▶ [STATED PROBLEM]:
Extract the lines that hold the string "icon".

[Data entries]
# # # #

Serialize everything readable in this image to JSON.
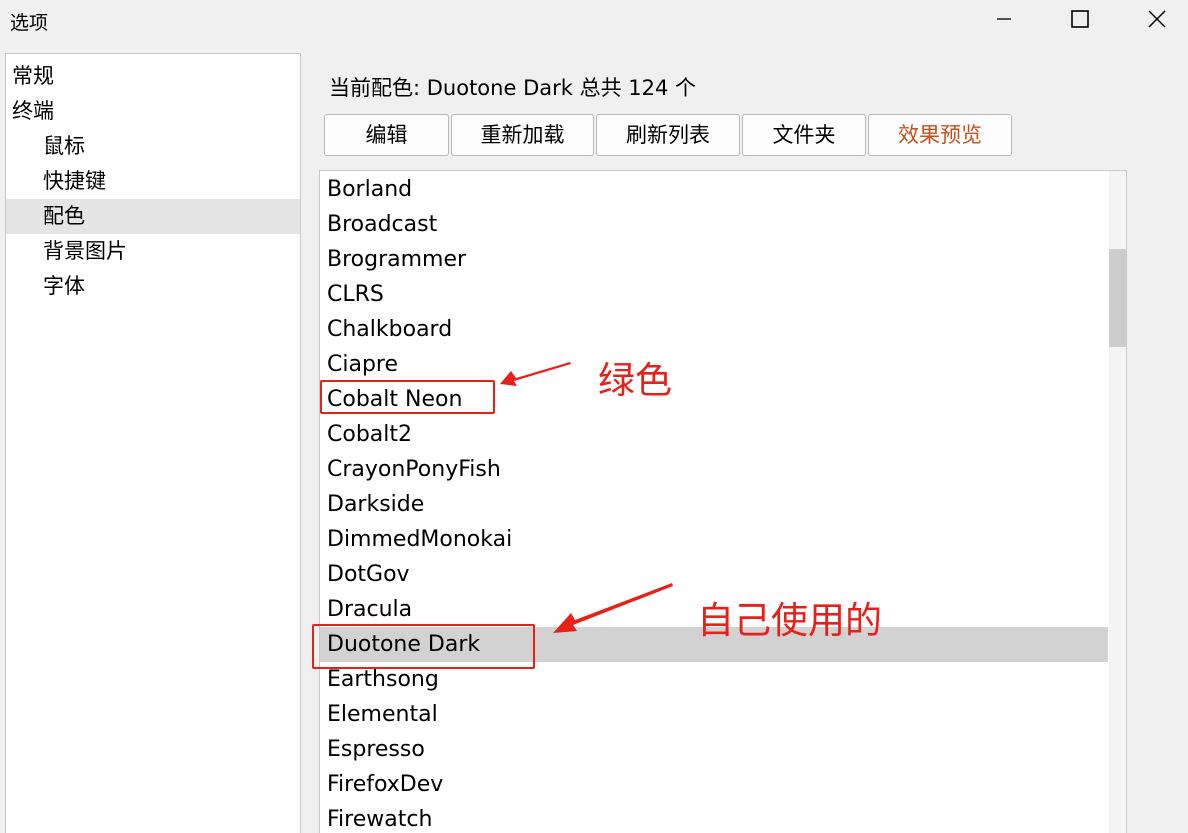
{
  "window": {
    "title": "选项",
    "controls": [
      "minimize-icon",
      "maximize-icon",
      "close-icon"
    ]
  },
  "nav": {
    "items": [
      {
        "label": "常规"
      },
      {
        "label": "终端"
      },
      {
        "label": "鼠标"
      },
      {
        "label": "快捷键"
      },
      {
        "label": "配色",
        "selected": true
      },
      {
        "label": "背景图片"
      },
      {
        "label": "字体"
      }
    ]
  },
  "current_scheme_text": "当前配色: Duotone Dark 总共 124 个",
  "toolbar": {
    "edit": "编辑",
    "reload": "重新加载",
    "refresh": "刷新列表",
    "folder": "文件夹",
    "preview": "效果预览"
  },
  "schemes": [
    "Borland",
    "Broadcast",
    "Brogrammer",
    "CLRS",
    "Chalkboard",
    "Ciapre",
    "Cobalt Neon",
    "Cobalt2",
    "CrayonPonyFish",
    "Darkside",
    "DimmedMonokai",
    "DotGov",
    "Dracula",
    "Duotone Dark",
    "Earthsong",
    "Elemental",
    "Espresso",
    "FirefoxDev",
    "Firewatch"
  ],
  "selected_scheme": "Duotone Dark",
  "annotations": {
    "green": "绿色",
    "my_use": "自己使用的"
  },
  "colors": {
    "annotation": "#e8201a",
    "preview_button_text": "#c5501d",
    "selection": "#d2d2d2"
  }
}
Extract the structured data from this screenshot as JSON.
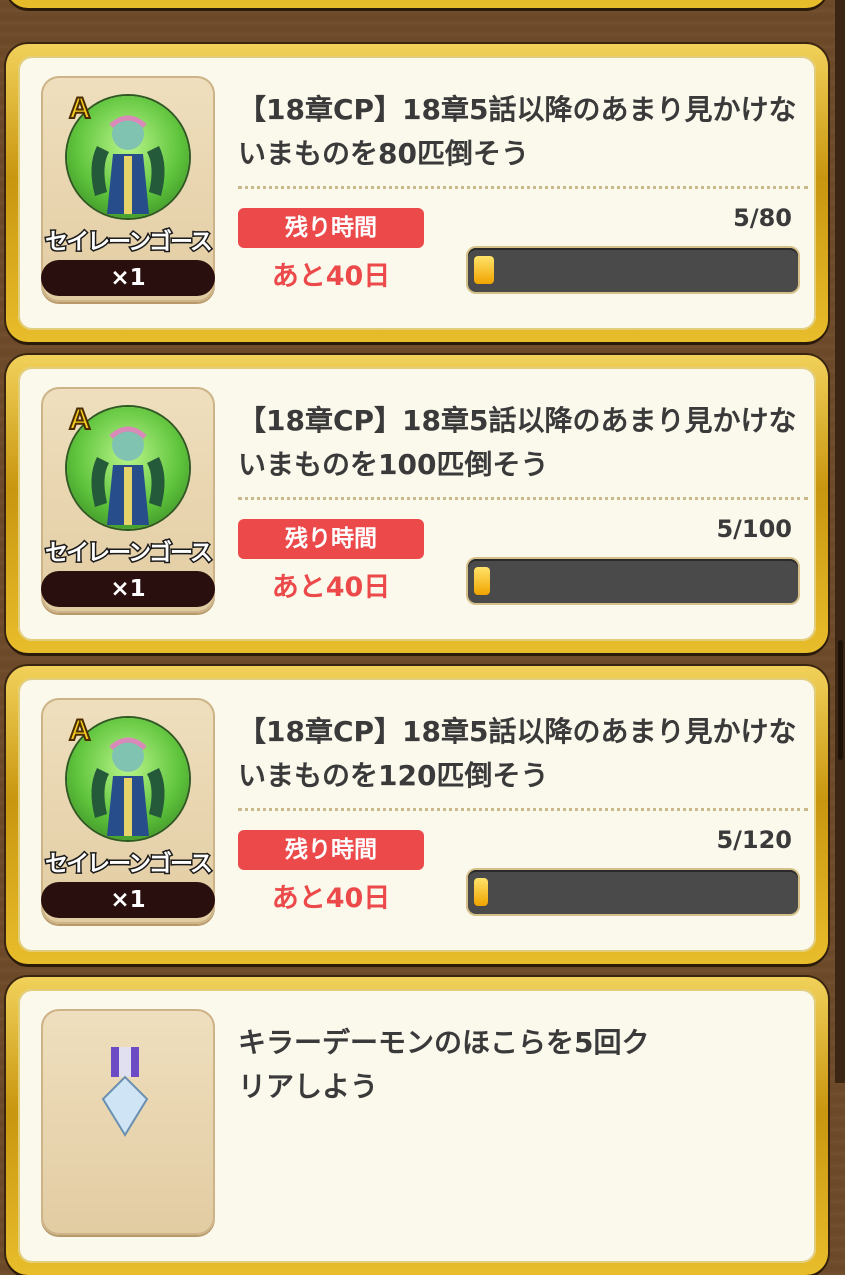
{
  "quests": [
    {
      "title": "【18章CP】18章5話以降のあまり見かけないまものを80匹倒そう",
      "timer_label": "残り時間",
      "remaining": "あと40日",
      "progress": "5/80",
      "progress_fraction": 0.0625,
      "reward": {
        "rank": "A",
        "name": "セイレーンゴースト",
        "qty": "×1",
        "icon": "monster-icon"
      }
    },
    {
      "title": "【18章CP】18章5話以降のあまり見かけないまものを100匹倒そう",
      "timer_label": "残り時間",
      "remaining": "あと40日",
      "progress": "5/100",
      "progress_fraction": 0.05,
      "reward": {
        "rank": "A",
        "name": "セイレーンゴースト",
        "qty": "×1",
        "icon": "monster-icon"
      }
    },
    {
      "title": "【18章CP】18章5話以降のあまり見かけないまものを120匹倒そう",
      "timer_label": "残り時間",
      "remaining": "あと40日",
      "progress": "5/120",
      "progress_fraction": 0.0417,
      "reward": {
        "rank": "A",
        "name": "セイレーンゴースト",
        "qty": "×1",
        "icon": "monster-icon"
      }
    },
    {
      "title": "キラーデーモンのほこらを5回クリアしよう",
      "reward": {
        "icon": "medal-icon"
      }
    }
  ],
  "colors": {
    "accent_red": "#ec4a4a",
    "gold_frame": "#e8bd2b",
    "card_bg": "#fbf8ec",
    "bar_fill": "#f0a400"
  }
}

# # # #

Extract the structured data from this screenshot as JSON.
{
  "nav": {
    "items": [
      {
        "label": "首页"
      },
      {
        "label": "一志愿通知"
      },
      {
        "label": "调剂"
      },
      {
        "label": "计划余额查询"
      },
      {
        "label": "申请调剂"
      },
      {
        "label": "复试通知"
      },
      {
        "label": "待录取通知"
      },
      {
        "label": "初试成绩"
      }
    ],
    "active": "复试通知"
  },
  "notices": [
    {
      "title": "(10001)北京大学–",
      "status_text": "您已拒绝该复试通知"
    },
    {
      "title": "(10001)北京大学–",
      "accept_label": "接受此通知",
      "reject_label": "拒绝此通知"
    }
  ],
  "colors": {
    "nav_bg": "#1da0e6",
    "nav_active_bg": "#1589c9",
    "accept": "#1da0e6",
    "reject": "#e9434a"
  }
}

# # # #

▶ [EXPECTED OUTPUT]:
      "minimize-icon",
      "maximize-icon",
      "close-icon"
        "icon": "monster-icon"
        "icon": "monster-icon"
        "icon": "monster-icon"
        "icon": "medal-icon"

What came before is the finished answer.